• _Written request_:
Return each line of the records holding the string "levels".
-=-=-=-=-
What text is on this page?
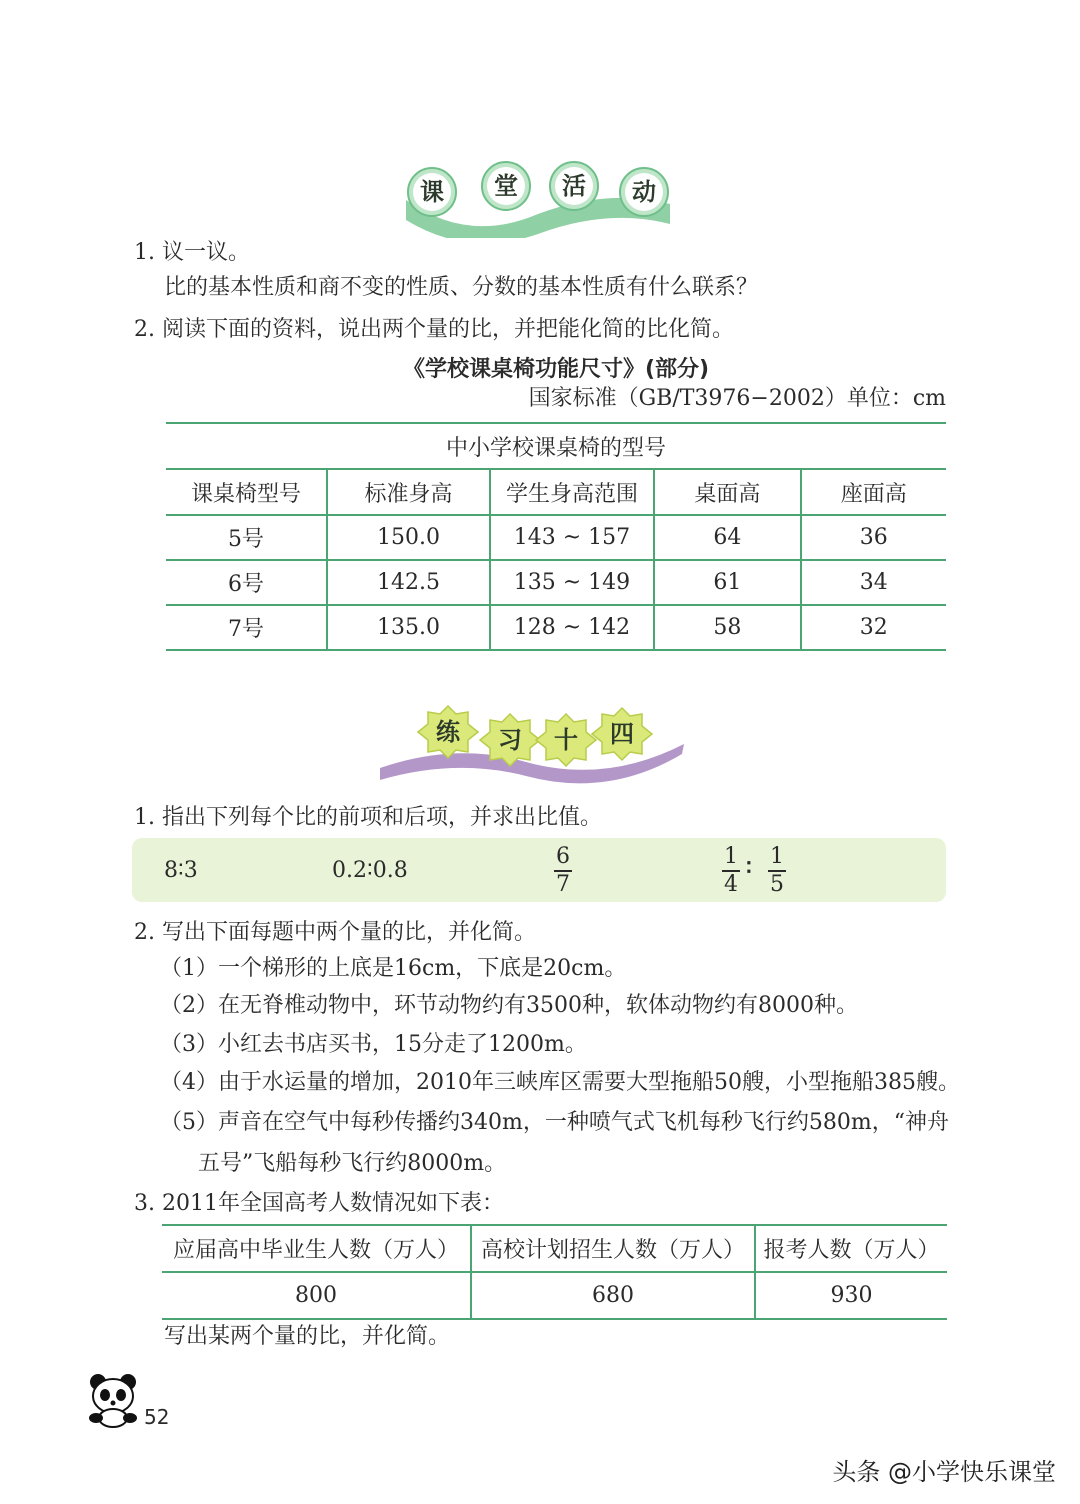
课	堂	活	动
1. 议一议。
比的基本性质和商不变的性质、分数的基本性质有什么联系？
2. 阅读下面的资料，说出两个量的比，并把能化简的比化简。
《学校课桌椅功能尺寸》(部分)
国家标准（GB/T3976−2002）单位：cm
中小学校课桌椅的型号				
课桌椅型号	标准身高	学生身高范围	桌面高	座面高
5号	150.0	143 ~ 157	64	36
6号	142.5	135 ~ 149	61	34
7号	135.0	128 ~ 142	58	32
练	习	十	四
1. 指出下列每个比的前项和后项，并求出比值。
8∶3	0.2∶0.8
6
7
1
4
∶ 1
5
2. 写出下面每题中两个量的比，并化简。
（1）一个梯形的上底是16cm，下底是20cm。
（2）在无脊椎动物中，环节动物约有3500种，软体动物约有8000种。
（3）小红去书店买书，15分走了1200m。
（4）由于水运量的增加，2010年三峡库区需要大型拖船50艘，小型拖船385艘。
（5）声音在空气中每秒传播约340m，一种喷气式飞机每秒飞行约580m，“神舟
五号”飞船每秒飞行约8000m。
3. 2011年全国高考人数情况如下表：
应届高中毕业生人数（万人）	高校计划招生人数（万人）	报考人数（万人）
800	680	930
写出某两个量的比，并化简。
52
头条 @小学快乐课堂
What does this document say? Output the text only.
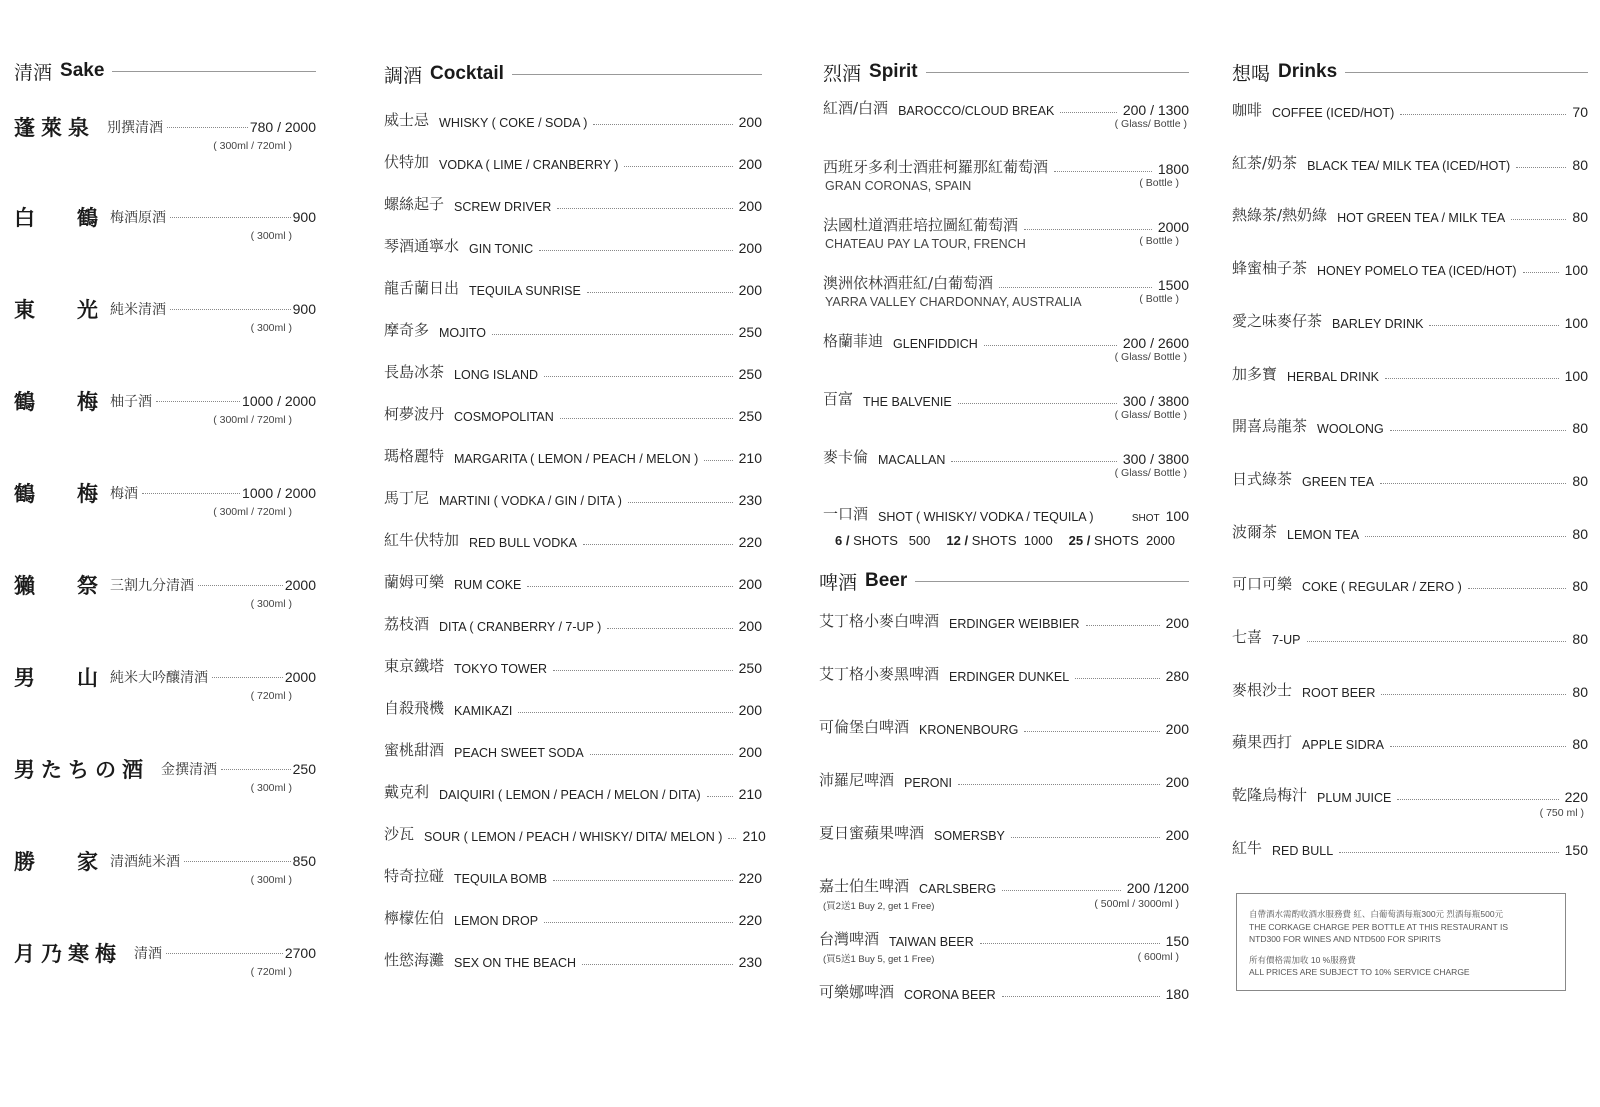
清酒 Sake
蓬萊泉 別撰清酒	780 / 2000
( 300ml / 720ml )
白 鶴 梅酒原酒	900
( 300ml )
東 光 純米清酒	900
( 300ml )
鶴 梅 柚子酒	1000 / 2000
( 300ml / 720ml )
鶴 梅 梅酒	1000 / 2000
( 300ml / 720ml )
獺 祭 三割九分清酒	2000
( 300ml )
男 山 純米大吟釀清酒	2000
( 720ml )
男たちの酒 金撰清酒	250
( 300ml )
勝 家 清酒純米酒	850
( 300ml )
月乃寒梅 清酒	2700
( 720ml )
調酒 Cocktail
威士忌 WHISKY ( COKE / SODA )	200
伏特加 VODKA ( LIME / CRANBERRY )	200
螺絲起子 SCREW DRIVER	200
琴酒通寧水 GIN TONIC	200
龍舌蘭日出 TEQUILA SUNRISE	200
摩奇多 MOJITO	250
長島冰茶 LONG ISLAND	250
柯夢波丹 COSMOPOLITAN	250
瑪格麗特 MARGARITA ( LEMON / PEACH / MELON )	210
馬丁尼 MARTINI ( VODKA / GIN / DITA )	230
紅牛伏特加 RED BULL VODKA	220
蘭姆可樂 RUM COKE	200
荔枝酒 DITA ( CRANBERRY / 7-UP )	200
東京鐵塔 TOKYO TOWER	250
自殺飛機 KAMIKAZI	200
蜜桃甜酒 PEACH SWEET SODA	200
戴克利 DAIQUIRI ( LEMON / PEACH / MELON / DITA)	210
沙瓦 SOUR ( LEMON / PEACH / WHISKY/ DITA/ MELON ) 210
特奇拉碰 TEQUILA BOMB	220
檸檬佐伯 LEMON DROP	220
性慾海灘 SEX ON THE BEACH	230
烈酒 Spirit
紅酒/白酒 BAROCCO/CLOUD BREAK	200 / 1300
( Glass/ Bottle )
西班牙多利士酒莊柯羅那紅葡萄酒	1800
GRAN CORONAS, SPAIN	( Bottle )
法國杜道酒莊培拉圖紅葡萄酒	2000
CHATEAU PAY LA TOUR, FRENCH	( Bottle )
澳洲依林酒莊紅/白葡萄酒	1500
YARRA VALLEY CHARDONNAY, AUSTRALIA	( Bottle )
格蘭菲迪 GLENFIDDICH	200 / 2600
( Glass/ Bottle )
百富 THE BALVENIE	300 / 3800
( Glass/ Bottle )
麥卡倫 MACALLAN	300 / 3800
( Glass/ Bottle )
一口酒 SHOT ( WHISKY/ VODKA / TEQUILA )	SHOT 100
6 / SHOTS 500 12 / SHOTS 1000 25 / SHOTS 2000
啤酒 Beer
艾丁格小麥白啤酒 ERDINGER WEIBBIER	200
艾丁格小麥黑啤酒 ERDINGER DUNKEL	280
可倫堡白啤酒 KRONENBOURG	200
沛羅尼啤酒 PERONI	200
夏日蜜蘋果啤酒 SOMERSBY	200
嘉士伯生啤酒 CARLSBERG	200 /1200
(買2送1 Buy 2, get 1 Free)	( 500ml / 3000ml )
台灣啤酒 TAIWAN BEER	150
(買5送1 Buy 5, get 1 Free)	( 600ml )
可樂娜啤酒 CORONA BEER	180
想喝 Drinks
咖啡 COFFEE (ICED/HOT)	70
紅茶/奶茶 BLACK TEA/ MILK TEA (ICED/HOT)	80
熱綠茶/熱奶綠 HOT GREEN TEA / MILK TEA	80
蜂蜜柚子茶 HONEY POMELO TEA (ICED/HOT)	100
愛之味麥仔茶 BARLEY DRINK	100
加多寶 HERBAL DRINK	100
開喜烏龍茶 WOOLONG	80
日式綠茶 GREEN TEA	80
波爾茶 LEMON TEA	80
可口可樂 COKE ( REGULAR / ZERO )	80
七喜 7-UP	80
麥根沙士 ROOT BEER	80
蘋果西打 APPLE SIDRA	80
乾隆烏梅汁 PLUM JUICE	220
( 750 ml )
紅牛 RED BULL	150

自帶酒水需酌收酒水服務費 紅、白葡萄酒每瓶300元 烈酒每瓶500元
THE CORKAGE CHARGE PER BOTTLE AT THIS RESTAURANT IS
NTD300 FOR WINES AND NTD500 FOR SPIRITS

所有價格需加收 10 %服務費
ALL PRICES ARE SUBJECT TO 10% SERVICE CHARGE
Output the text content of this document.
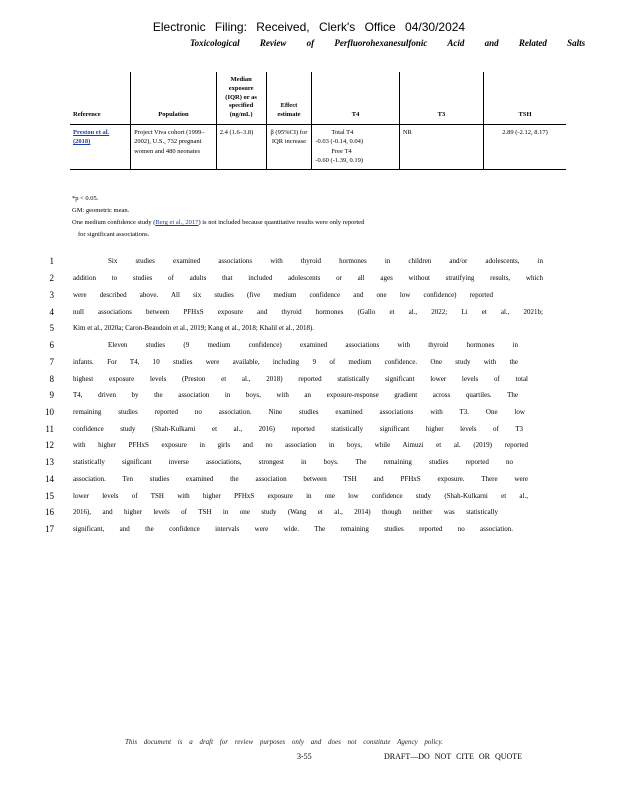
Electronic Filing: Received, Clerk's Office 04/30/2024
Toxicological Review of Perfluorohexanesulfonic Acid and Related Salts
Reference	Population	Median exposure (IQR) or as specified (ng/mL)	Effect estimate	T4	T3	TSH
Preston et al. (2018)	Project Viva cohort (1999–2002), U.S., 732 pregnant women and 480 neonates	2.4 (1.6–3.8)	β (95%CI) for IQR increase	Total T4
-0.03 (-0.14, 0.04)
Free T4
-0.60 (-1.39, 0.19)	NR	2.89 (-2.12, 8.17)
*p < 0.05.
GM: geometric mean.
One medium confidence study (Berg et al., 2017) is not included because quantitative results were only reported
for significant associations.
1	Six studies examined associations with thyroid hormones in children and/or adolescents, in
2	addition to studies of adults that included adolescents or all ages without stratifying results, which
3	were described above. All six studies (five medium confidence and one low confidence) reported
4	null associations between PFHxS exposure and thyroid hormones (Gallo et al., 2022; Li et al., 2021b;
5	Kim et al., 2020a; Caron-Beaudoin et al., 2019; Kang et al., 2018; Khalil et al., 2018).
6	Eleven studies (9 medium confidence) examined associations with thyroid hormones in
7	infants. For T4, 10 studies were available, including 9 of medium confidence. One study with the
8	highest exposure levels (Preston et al., 2018) reported statistically significant lower levels of total
9	T4, driven by the association in boys, with an exposure-response gradient across quartiles. The
10	remaining studies reported no association. Nine studies examined associations with T3. One low
11	confidence study (Shah-Kulkarni et al., 2016) reported statistically significant higher levels of T3
12	with higher PFHxS exposure in girls and no association in boys, while Aimuzi et al. (2019) reported
13	statistically significant inverse associations, strongest in boys. The remaining studies reported no
14	association. Ten studies examined the association between TSH and PFHxS exposure. There were
15	lower levels of TSH with higher PFHxS exposure in one low confidence study (Shah-Kulkarni et al.,
16	2016), and higher levels of TSH in one study (Wang et al., 2014) though neither was statistically
17	significant, and the confidence intervals were wide. The remaining studies reported no association.
This document is a draft for review purposes only and does not constitute Agency policy.
3-55	DRAFT—DO NOT CITE OR QUOTE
-=-=-=-=-
• _Full output_:
8	highest exposure levels (Preston et al., 2018) reported statistically significant lower levels of total
11	confidence study (Shah-Kulkarni et al., 2016) reported statistically significant higher levels of T3
15	lower levels of TSH with higher PFHxS exposure in one low confidence study (Shah-Kulkarni et al.,
16	2016), and higher levels of TSH in one study (Wang et al., 2014) though neither was statistically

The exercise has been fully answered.